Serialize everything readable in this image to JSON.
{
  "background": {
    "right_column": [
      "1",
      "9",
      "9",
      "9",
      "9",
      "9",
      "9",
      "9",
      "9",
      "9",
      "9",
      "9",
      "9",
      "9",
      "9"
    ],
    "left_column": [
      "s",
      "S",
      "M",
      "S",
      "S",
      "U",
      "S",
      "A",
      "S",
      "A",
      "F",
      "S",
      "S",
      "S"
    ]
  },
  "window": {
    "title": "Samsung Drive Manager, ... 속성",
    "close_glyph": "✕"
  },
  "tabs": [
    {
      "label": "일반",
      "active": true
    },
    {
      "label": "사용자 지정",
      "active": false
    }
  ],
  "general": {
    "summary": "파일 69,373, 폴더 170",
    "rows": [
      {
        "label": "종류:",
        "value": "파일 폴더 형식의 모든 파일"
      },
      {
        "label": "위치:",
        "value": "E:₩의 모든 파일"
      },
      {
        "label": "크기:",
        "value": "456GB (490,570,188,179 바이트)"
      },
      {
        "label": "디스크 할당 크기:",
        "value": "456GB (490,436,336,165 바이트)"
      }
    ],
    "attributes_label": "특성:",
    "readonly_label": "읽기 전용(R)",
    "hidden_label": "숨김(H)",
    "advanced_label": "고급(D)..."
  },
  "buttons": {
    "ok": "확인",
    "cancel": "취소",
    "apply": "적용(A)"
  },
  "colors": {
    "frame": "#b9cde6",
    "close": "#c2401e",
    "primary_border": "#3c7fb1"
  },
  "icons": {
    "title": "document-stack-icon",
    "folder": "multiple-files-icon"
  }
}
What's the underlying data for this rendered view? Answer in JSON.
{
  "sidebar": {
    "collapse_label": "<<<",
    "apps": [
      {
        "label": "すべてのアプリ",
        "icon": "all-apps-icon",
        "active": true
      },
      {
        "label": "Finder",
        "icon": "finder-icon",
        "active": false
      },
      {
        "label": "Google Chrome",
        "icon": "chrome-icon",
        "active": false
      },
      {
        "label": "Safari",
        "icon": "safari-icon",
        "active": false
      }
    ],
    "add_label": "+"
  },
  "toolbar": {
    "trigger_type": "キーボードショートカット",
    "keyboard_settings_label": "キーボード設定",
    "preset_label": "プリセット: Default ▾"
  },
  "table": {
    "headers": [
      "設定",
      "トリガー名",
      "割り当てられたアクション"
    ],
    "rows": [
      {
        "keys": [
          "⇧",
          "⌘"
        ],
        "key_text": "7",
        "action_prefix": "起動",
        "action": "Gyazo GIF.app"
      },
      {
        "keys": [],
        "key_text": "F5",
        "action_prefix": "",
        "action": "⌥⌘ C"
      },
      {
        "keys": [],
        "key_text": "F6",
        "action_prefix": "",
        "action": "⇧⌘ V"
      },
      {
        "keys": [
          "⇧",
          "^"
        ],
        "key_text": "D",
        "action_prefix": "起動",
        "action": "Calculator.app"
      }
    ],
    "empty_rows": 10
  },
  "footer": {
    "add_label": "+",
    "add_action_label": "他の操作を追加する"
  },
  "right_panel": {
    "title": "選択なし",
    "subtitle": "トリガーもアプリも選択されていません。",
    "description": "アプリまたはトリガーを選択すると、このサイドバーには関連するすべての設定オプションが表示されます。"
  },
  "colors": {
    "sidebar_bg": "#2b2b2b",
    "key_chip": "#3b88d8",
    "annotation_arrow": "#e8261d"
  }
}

===============

• Exercise:
Copy all lines in the listing above where the string "JSON" appears.

• Exercise response:
Serialize everything readable in this image to JSON.
What's the underlying data for this rendered view? Answer in JSON.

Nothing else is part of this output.